* [What is being asked]: What lines of the data hold the string "breadcrumb"? Pull each one out.

* [The data]:
----

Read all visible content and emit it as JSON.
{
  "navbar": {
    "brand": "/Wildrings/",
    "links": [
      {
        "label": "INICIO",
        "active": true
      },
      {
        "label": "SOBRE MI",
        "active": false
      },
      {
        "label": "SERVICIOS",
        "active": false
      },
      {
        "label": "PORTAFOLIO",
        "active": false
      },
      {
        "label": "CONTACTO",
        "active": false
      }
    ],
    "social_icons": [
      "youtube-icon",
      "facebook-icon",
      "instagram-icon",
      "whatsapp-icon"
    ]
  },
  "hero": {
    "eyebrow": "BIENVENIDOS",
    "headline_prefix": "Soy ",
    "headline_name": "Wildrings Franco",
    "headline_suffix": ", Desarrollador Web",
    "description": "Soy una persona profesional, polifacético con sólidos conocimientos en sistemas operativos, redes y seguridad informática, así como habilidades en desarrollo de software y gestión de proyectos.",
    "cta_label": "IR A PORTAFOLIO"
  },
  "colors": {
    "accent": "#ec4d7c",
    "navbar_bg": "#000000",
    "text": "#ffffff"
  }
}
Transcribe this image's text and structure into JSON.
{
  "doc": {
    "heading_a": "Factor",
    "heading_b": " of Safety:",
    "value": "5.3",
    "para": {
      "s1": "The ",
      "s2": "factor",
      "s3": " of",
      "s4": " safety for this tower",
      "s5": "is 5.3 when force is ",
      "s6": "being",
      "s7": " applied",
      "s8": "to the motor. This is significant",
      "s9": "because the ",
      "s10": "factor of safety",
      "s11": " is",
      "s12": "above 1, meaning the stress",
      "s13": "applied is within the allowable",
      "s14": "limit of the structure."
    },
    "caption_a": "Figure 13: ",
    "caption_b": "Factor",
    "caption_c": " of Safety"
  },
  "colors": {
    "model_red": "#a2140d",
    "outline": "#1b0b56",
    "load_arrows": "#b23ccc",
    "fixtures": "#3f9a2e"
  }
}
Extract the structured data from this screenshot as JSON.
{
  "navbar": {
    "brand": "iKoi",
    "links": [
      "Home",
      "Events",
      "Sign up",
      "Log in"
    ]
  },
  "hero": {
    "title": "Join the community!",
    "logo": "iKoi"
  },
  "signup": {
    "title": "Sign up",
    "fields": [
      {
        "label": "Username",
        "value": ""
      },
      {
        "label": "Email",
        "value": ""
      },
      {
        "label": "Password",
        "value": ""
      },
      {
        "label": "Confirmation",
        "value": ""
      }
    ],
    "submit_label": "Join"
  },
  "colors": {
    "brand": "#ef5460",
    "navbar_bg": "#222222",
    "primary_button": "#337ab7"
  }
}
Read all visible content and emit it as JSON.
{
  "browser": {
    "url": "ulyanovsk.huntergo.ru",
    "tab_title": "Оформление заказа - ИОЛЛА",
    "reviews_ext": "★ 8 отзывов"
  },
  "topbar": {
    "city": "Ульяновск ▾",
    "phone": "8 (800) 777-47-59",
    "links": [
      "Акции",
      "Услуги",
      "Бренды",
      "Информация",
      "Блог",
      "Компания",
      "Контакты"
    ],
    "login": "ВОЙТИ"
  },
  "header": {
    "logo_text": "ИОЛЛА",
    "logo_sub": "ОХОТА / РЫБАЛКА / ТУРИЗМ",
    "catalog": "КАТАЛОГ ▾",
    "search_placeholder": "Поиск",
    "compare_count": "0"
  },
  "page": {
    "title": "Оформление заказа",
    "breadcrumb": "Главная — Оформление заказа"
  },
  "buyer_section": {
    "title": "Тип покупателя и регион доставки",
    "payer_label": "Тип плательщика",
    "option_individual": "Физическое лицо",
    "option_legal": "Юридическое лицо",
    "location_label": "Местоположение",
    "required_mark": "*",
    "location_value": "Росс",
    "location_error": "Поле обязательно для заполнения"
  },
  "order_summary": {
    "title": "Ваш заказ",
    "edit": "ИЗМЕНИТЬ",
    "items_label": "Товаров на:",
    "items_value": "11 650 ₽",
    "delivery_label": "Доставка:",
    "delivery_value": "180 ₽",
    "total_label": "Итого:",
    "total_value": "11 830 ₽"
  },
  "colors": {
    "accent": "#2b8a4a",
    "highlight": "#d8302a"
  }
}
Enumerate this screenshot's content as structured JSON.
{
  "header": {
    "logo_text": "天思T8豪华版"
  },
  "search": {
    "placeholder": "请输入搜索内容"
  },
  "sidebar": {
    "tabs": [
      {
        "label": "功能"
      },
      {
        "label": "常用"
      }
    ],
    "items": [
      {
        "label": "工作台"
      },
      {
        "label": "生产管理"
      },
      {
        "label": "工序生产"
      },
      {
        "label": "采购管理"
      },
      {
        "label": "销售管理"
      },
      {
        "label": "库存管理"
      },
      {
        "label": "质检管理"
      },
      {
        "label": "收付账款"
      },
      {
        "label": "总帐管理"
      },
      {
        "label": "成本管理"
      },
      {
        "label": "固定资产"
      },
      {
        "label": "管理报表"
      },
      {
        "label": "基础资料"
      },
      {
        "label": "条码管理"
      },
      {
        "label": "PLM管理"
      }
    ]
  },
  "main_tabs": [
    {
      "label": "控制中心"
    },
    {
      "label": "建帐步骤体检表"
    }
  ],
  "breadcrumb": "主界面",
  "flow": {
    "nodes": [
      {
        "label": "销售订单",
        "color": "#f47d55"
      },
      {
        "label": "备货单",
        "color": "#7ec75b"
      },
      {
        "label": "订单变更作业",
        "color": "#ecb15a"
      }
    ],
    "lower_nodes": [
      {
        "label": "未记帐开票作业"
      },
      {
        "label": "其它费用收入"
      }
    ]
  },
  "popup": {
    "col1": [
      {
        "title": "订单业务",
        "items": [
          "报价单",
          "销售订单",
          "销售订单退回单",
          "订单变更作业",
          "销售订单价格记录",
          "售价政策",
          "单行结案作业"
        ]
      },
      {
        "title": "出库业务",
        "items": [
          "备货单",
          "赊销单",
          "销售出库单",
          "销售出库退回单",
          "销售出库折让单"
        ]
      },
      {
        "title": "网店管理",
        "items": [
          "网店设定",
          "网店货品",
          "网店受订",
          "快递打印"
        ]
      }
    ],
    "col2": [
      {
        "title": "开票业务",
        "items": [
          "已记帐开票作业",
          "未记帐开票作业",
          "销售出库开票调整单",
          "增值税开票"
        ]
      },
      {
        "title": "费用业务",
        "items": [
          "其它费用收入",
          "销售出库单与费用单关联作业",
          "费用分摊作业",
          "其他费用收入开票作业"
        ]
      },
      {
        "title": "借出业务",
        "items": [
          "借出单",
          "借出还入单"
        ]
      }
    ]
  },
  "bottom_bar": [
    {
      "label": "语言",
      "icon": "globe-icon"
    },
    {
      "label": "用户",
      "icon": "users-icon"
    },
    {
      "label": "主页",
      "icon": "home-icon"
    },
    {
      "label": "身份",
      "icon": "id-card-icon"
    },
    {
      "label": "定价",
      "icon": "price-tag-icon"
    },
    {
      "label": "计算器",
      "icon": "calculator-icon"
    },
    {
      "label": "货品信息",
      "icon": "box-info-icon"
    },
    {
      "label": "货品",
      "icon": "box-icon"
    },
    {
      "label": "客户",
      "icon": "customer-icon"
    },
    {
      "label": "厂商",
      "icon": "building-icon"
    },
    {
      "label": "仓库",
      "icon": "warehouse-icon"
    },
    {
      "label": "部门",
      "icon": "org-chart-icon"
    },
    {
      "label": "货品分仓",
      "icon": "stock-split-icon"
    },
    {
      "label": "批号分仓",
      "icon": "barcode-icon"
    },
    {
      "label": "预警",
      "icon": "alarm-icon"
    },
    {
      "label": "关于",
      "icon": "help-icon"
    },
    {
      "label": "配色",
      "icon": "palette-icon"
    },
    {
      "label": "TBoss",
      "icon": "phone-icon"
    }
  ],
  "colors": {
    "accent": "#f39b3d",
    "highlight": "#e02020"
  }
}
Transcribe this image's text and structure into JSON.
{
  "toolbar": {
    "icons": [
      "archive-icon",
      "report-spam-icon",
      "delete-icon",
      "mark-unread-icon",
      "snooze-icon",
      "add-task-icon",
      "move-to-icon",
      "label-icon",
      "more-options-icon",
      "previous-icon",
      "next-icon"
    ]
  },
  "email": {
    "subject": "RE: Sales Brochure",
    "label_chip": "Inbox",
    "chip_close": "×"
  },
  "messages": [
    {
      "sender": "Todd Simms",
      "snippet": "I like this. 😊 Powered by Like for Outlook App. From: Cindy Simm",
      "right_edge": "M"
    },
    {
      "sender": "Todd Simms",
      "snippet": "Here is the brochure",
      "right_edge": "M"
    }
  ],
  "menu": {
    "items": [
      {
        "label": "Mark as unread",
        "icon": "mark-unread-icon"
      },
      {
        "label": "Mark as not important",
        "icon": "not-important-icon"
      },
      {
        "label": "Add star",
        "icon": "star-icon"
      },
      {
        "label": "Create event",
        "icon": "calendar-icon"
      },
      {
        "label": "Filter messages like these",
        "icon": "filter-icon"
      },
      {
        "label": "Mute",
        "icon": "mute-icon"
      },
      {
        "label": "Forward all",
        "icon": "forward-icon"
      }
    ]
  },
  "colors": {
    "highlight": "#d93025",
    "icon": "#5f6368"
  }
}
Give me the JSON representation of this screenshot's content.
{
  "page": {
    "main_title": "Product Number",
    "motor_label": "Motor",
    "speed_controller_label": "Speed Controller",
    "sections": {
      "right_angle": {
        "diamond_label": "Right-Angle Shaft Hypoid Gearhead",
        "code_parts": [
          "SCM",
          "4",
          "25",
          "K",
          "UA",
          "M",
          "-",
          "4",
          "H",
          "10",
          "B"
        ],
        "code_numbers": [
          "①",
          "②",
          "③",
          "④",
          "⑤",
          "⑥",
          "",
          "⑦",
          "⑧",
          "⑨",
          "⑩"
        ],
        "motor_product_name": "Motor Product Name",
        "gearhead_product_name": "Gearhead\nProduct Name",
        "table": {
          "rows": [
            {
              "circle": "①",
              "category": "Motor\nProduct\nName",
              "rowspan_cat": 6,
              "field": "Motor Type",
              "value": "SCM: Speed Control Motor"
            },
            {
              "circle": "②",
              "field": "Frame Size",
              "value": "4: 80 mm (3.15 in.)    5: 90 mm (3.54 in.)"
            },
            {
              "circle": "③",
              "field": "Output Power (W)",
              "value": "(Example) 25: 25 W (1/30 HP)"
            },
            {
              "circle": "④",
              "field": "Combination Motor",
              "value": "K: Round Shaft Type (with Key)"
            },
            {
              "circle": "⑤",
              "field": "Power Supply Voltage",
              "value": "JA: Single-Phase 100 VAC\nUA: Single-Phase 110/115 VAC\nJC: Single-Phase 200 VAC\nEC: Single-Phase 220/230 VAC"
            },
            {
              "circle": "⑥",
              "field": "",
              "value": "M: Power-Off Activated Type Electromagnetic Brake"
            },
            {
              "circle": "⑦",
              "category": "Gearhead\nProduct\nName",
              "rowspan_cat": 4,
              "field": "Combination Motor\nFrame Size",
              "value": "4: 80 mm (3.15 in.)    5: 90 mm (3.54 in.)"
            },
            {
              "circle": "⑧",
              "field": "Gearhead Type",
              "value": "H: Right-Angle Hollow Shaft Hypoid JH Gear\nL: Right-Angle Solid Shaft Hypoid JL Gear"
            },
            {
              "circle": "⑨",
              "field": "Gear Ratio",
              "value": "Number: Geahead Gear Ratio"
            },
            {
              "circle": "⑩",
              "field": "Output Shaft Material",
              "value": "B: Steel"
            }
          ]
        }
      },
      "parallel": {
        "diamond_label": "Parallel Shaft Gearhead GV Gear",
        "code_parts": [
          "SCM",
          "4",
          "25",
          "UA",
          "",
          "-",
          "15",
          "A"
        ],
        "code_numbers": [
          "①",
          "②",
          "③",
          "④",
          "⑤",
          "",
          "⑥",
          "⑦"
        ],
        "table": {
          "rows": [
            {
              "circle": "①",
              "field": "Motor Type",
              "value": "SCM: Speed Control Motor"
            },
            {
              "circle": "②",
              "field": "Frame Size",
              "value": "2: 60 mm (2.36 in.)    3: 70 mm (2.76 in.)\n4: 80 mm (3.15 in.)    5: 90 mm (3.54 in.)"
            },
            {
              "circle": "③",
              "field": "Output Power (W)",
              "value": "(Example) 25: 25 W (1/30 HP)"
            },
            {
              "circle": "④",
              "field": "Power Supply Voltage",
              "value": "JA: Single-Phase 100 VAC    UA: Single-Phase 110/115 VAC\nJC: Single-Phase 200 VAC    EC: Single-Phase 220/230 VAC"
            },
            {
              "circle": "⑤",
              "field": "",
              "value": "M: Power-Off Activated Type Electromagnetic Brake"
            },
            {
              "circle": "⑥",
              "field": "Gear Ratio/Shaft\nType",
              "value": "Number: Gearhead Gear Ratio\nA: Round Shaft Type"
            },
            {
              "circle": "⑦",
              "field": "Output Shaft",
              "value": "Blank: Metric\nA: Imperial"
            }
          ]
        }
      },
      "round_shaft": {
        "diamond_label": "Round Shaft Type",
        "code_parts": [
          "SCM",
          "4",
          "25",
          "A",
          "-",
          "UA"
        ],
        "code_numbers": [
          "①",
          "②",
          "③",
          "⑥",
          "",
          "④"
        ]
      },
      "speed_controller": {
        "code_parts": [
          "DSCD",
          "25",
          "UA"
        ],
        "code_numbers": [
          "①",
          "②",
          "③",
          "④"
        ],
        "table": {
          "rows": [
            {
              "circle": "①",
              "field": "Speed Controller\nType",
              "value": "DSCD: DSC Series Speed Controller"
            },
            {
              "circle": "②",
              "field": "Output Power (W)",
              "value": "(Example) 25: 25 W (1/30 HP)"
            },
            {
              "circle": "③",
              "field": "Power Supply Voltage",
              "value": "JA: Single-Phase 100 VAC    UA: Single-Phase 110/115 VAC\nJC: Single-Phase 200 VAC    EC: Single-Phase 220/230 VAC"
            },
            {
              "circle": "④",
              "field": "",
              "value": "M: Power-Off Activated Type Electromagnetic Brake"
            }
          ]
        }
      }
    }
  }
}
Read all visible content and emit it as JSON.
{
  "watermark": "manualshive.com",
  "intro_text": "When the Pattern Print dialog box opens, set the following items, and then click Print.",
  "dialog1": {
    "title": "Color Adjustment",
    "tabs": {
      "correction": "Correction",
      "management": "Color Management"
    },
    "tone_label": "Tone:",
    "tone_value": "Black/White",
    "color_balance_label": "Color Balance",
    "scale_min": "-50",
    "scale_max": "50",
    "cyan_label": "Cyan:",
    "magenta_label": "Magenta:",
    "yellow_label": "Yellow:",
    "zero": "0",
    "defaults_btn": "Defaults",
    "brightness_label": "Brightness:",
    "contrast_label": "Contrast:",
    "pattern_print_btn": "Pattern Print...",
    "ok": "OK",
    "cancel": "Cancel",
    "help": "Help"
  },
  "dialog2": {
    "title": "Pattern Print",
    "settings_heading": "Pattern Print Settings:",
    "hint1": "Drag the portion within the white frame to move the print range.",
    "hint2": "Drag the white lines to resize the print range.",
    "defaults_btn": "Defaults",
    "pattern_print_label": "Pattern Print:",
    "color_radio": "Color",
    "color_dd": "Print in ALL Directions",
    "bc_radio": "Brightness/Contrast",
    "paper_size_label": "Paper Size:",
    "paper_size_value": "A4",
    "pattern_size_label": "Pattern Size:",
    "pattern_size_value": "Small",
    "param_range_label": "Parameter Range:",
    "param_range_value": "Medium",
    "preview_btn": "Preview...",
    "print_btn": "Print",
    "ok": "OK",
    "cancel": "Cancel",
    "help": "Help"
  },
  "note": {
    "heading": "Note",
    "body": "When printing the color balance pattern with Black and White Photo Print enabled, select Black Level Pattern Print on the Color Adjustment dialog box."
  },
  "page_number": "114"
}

----

* [Solution for this problem]:
    "breadcrumb": "Главная — Оформление заказа"
  "breadcrumb": "主界面",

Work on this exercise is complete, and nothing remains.